Problem to solve: Locate each line with the string "What" in the listing below and copy it.

Records from a data source:
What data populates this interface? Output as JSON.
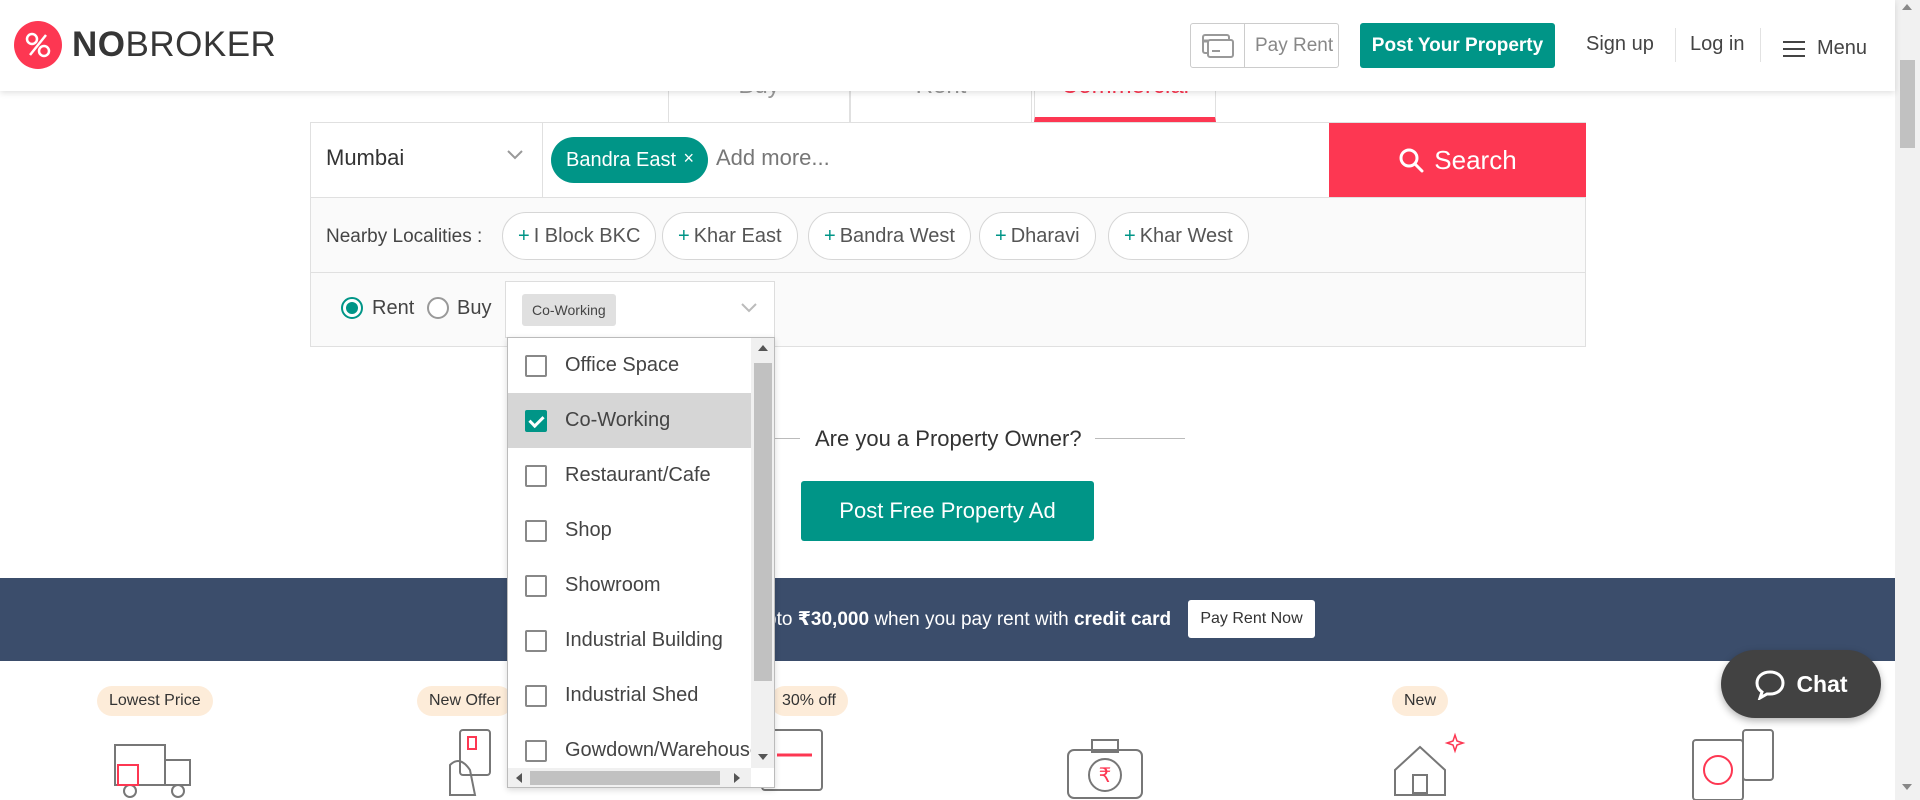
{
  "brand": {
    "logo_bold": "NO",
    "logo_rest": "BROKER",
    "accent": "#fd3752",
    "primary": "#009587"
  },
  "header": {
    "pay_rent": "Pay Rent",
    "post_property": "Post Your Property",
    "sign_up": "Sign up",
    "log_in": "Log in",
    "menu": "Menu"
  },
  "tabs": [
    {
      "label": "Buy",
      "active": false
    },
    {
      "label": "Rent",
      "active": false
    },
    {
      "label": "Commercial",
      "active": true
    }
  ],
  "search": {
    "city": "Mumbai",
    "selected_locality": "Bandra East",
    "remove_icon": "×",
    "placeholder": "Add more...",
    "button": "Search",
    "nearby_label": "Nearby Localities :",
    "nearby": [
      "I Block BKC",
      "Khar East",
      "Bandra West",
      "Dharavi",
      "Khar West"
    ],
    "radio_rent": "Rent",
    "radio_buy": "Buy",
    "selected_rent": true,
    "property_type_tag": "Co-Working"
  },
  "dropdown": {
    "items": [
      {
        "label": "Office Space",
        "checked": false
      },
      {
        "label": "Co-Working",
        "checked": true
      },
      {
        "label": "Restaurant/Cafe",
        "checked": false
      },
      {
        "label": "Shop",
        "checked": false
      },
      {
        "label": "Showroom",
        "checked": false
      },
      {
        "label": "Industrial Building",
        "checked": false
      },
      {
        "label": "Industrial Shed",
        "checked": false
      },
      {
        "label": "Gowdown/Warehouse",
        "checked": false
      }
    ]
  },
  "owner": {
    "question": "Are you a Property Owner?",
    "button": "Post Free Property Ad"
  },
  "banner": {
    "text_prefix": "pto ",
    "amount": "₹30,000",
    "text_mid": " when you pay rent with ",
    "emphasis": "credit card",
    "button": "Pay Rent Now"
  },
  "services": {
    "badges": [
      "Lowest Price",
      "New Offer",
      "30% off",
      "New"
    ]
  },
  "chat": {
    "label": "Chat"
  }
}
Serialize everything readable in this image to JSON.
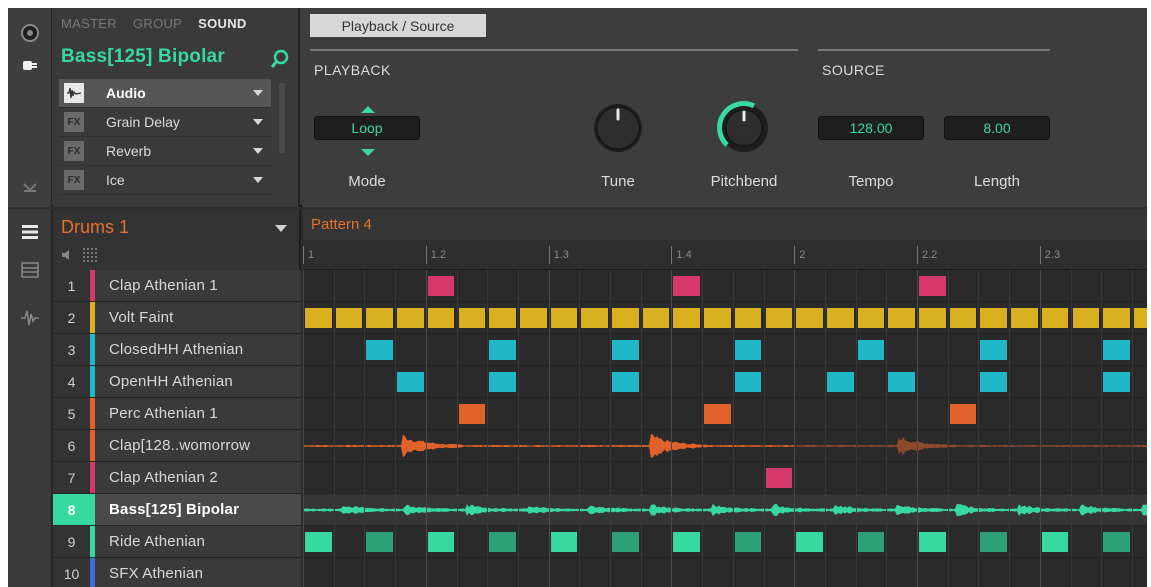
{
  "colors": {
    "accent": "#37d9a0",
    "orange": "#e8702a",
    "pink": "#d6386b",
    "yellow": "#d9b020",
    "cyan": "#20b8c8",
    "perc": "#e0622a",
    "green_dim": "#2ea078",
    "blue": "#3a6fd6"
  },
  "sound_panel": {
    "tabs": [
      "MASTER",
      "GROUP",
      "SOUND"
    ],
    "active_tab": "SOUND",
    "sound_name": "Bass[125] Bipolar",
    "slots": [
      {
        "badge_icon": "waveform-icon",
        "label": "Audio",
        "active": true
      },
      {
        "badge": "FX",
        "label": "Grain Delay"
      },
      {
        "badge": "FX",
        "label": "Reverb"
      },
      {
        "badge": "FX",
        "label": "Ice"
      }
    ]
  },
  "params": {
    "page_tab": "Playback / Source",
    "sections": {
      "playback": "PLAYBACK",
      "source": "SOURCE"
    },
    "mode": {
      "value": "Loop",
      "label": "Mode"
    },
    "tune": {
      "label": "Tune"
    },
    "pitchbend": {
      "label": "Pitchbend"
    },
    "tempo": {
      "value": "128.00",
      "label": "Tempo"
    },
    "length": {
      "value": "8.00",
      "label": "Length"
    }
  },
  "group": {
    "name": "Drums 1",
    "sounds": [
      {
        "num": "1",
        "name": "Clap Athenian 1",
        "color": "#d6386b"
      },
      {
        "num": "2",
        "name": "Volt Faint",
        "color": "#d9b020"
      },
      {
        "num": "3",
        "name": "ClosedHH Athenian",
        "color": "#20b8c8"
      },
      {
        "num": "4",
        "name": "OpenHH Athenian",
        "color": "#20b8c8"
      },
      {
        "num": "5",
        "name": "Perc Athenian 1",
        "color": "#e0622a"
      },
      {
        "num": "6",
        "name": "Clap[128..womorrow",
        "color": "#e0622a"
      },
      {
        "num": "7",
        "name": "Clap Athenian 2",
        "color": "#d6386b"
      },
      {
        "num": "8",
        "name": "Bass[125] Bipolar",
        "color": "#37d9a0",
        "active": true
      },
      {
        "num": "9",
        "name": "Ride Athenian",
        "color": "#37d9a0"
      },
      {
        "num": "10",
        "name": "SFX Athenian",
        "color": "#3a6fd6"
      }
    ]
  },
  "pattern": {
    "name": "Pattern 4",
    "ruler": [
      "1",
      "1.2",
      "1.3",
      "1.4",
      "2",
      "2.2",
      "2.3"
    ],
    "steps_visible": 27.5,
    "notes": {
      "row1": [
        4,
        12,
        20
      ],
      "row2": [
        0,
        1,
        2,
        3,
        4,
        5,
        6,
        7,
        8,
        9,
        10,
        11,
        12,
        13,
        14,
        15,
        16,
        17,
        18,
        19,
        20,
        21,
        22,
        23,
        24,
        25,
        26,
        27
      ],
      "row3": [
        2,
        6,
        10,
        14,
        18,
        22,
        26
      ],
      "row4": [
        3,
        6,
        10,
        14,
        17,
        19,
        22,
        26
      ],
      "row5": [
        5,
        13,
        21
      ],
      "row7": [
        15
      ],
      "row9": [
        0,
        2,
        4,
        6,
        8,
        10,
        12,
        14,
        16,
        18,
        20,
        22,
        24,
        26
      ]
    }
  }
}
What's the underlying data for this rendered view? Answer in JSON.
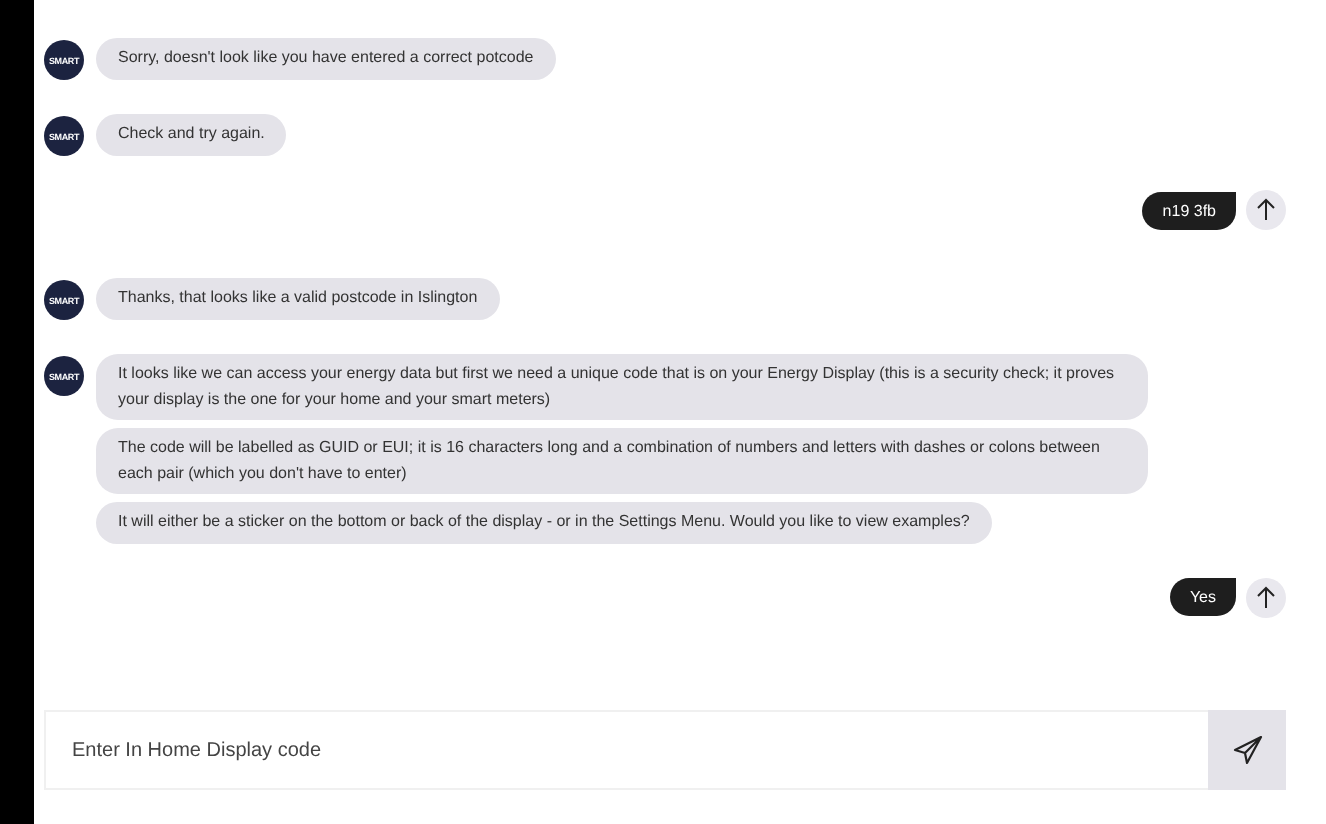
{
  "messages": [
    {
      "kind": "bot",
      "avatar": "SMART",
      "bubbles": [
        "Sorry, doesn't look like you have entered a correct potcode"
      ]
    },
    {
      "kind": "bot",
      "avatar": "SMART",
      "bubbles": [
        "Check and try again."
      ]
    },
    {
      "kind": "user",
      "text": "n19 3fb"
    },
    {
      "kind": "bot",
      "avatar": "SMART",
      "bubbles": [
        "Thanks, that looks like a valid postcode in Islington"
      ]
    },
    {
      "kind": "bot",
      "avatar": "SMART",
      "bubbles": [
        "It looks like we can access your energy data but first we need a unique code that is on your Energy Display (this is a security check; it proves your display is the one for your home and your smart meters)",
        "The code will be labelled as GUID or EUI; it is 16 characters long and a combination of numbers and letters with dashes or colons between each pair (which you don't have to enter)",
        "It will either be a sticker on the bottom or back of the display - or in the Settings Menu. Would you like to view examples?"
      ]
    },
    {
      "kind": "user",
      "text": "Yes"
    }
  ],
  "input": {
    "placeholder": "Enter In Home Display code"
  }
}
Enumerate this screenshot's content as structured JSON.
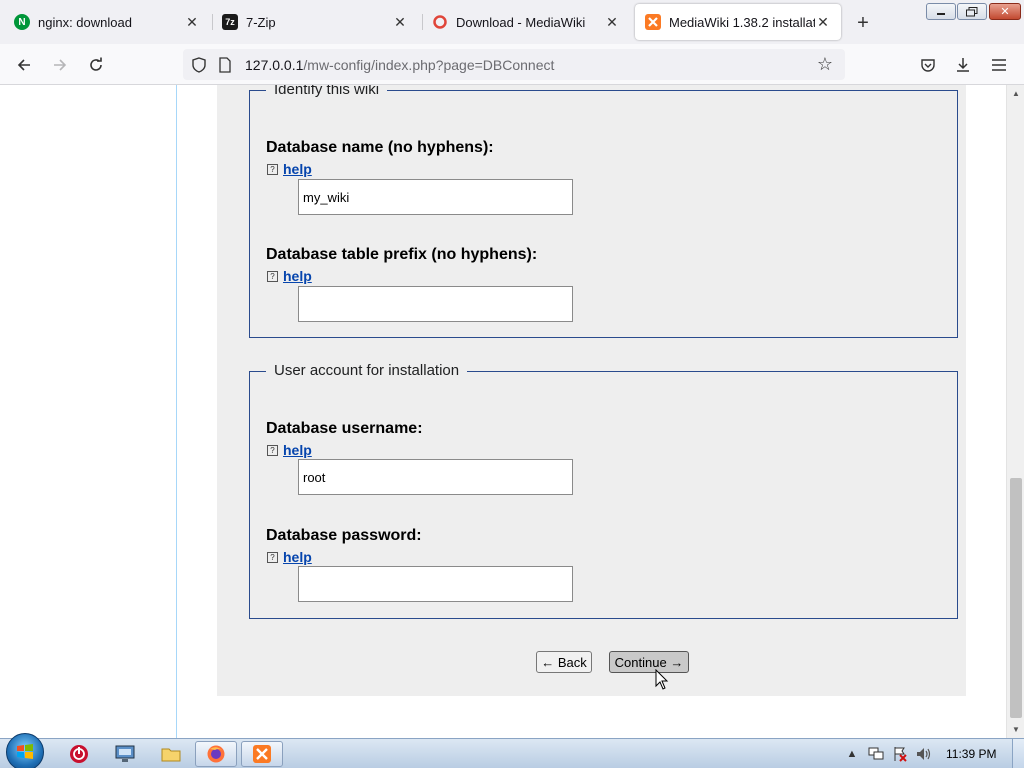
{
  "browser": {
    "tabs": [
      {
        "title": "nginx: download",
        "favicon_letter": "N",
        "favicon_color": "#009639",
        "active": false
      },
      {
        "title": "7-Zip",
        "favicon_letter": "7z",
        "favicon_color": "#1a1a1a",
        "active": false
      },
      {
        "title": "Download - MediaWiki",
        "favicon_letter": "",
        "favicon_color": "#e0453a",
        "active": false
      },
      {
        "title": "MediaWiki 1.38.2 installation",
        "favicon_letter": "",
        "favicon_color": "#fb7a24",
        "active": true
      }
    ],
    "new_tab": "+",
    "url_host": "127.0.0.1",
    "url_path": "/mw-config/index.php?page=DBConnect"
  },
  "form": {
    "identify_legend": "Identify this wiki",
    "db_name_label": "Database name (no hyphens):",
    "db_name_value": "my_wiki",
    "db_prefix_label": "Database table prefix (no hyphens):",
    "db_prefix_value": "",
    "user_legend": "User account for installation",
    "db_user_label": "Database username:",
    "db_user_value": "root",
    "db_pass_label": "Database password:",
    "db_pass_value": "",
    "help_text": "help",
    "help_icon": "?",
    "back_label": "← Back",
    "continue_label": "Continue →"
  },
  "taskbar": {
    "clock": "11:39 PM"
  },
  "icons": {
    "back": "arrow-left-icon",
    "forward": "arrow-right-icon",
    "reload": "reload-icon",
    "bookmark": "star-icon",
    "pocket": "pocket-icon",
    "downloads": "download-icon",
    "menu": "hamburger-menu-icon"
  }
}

Output for this exercise:
What data populates this interface? Output as JSON.
What's the underlying data for this rendered view? Answer in JSON.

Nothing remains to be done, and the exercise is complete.